What is expected: Would you transcribe the listing that follows, character for character, and omit its images?

Supplied records:
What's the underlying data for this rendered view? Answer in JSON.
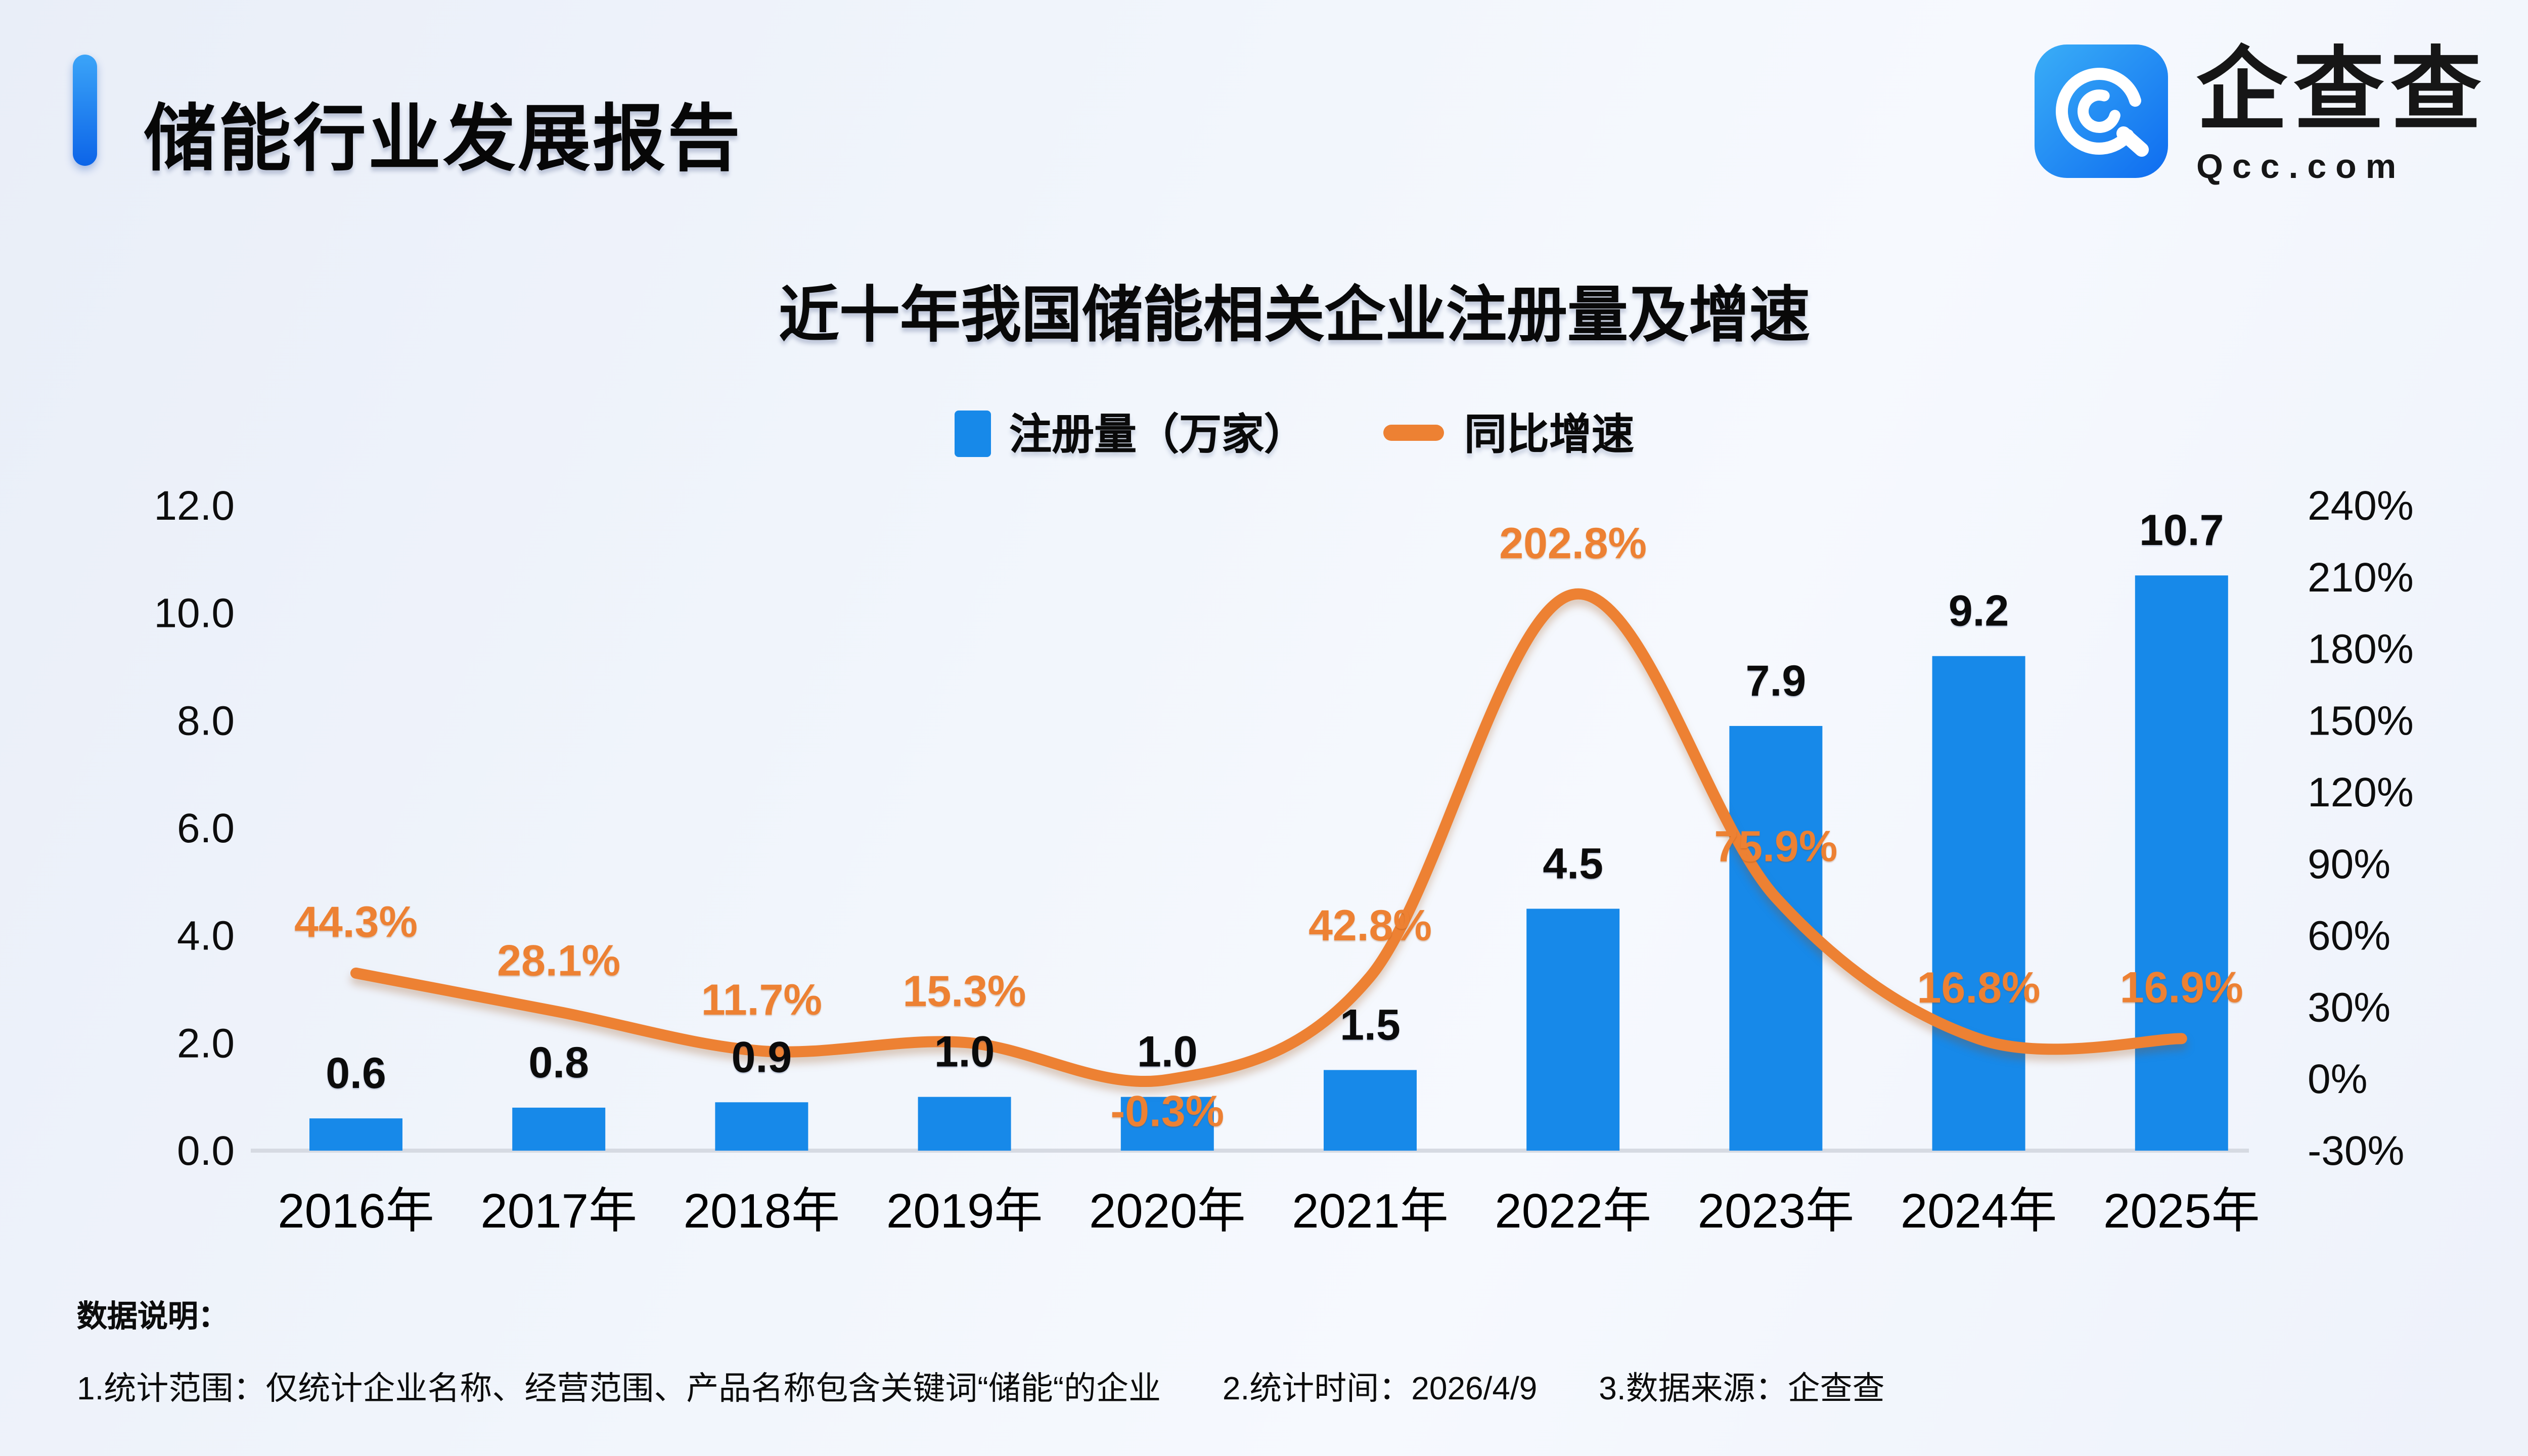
{
  "header": {
    "title": "储能行业发展报告"
  },
  "logo": {
    "name": "企查查",
    "domain": "Qcc.com"
  },
  "chart": {
    "title": "近十年我国储能相关企业注册量及增速",
    "legend": [
      {
        "label": "注册量（万家）",
        "marker": "square",
        "color": "#1789e9"
      },
      {
        "label": "同比增速",
        "marker": "dash",
        "color": "#ed8133"
      }
    ]
  },
  "chart_data": {
    "type": "bar+line dual-axis",
    "title": "近十年我国储能相关企业注册量及增速",
    "categories": [
      "2016年",
      "2017年",
      "2018年",
      "2019年",
      "2020年",
      "2021年",
      "2022年",
      "2023年",
      "2024年",
      "2025年"
    ],
    "series": [
      {
        "name": "注册量（万家）",
        "type": "bar",
        "axis": "left",
        "color": "#1789e9",
        "values": [
          0.6,
          0.8,
          0.9,
          1.0,
          1.0,
          1.5,
          4.5,
          7.9,
          9.2,
          10.7
        ],
        "labels": [
          "0.6",
          "0.8",
          "0.9",
          "1.0",
          "1.0",
          "1.5",
          "4.5",
          "7.9",
          "9.2",
          "10.7"
        ]
      },
      {
        "name": "同比增速",
        "type": "line",
        "axis": "right",
        "color": "#ed8133",
        "smooth": true,
        "values_percent": [
          44.3,
          28.1,
          11.7,
          15.3,
          -0.3,
          42.8,
          202.8,
          75.9,
          16.8,
          16.9
        ],
        "labels": [
          "44.3%",
          "28.1%",
          "11.7%",
          "15.3%",
          "-0.3%",
          "42.8%",
          "202.8%",
          "75.9%",
          "16.8%",
          "16.9%"
        ]
      }
    ],
    "left_axis": {
      "min": 0,
      "max": 12,
      "step": 2,
      "ticks": [
        "12.0",
        "10.0",
        "8.0",
        "6.0",
        "4.0",
        "2.0",
        "0.0"
      ]
    },
    "right_axis": {
      "min": -30,
      "max": 240,
      "step": 30,
      "ticks": [
        "240%",
        "210%",
        "180%",
        "150%",
        "120%",
        "90%",
        "60%",
        "30%",
        "0%",
        "-30%"
      ]
    },
    "grid": "baseline-only",
    "legend_position": "top-center"
  },
  "footnote": {
    "heading": "数据说明：",
    "items": [
      "1.统计范围：仅统计企业名称、经营范围、产品名称包含关键词“储能“的企业",
      "2.统计时间：2026/4/9",
      "3.数据来源：企查查"
    ]
  }
}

Written solution:
What's the underlying data for this rendered view? Answer in JSON.
{
  "header": {
    "title": "储能行业发展报告"
  },
  "logo": {
    "name": "企查查",
    "domain": "Qcc.com"
  },
  "chart": {
    "title": "近十年我国储能相关企业注册量及增速",
    "legend": [
      {
        "label": "注册量（万家）",
        "marker": "square",
        "color": "#1789e9"
      },
      {
        "label": "同比增速",
        "marker": "dash",
        "color": "#ed8133"
      }
    ]
  },
  "chart_data": {
    "type": "bar+line dual-axis",
    "title": "近十年我国储能相关企业注册量及增速",
    "categories": [
      "2016年",
      "2017年",
      "2018年",
      "2019年",
      "2020年",
      "2021年",
      "2022年",
      "2023年",
      "2024年",
      "2025年"
    ],
    "series": [
      {
        "name": "注册量（万家）",
        "type": "bar",
        "axis": "left",
        "color": "#1789e9",
        "values": [
          0.6,
          0.8,
          0.9,
          1.0,
          1.0,
          1.5,
          4.5,
          7.9,
          9.2,
          10.7
        ],
        "labels": [
          "0.6",
          "0.8",
          "0.9",
          "1.0",
          "1.0",
          "1.5",
          "4.5",
          "7.9",
          "9.2",
          "10.7"
        ]
      },
      {
        "name": "同比增速",
        "type": "line",
        "axis": "right",
        "color": "#ed8133",
        "smooth": true,
        "values_percent": [
          44.3,
          28.1,
          11.7,
          15.3,
          -0.3,
          42.8,
          202.8,
          75.9,
          16.8,
          16.9
        ],
        "labels": [
          "44.3%",
          "28.1%",
          "11.7%",
          "15.3%",
          "-0.3%",
          "42.8%",
          "202.8%",
          "75.9%",
          "16.8%",
          "16.9%"
        ]
      }
    ],
    "left_axis": {
      "min": 0,
      "max": 12,
      "step": 2,
      "ticks": [
        "12.0",
        "10.0",
        "8.0",
        "6.0",
        "4.0",
        "2.0",
        "0.0"
      ]
    },
    "right_axis": {
      "min": -30,
      "max": 240,
      "step": 30,
      "ticks": [
        "240%",
        "210%",
        "180%",
        "150%",
        "120%",
        "90%",
        "60%",
        "30%",
        "0%",
        "-30%"
      ]
    },
    "grid": "baseline-only",
    "legend_position": "top-center"
  },
  "footnote": {
    "heading": "数据说明：",
    "items": [
      "1.统计范围：仅统计企业名称、经营范围、产品名称包含关键词“储能“的企业",
      "2.统计时间：2026/4/9",
      "3.数据来源：企查查"
    ]
  }
}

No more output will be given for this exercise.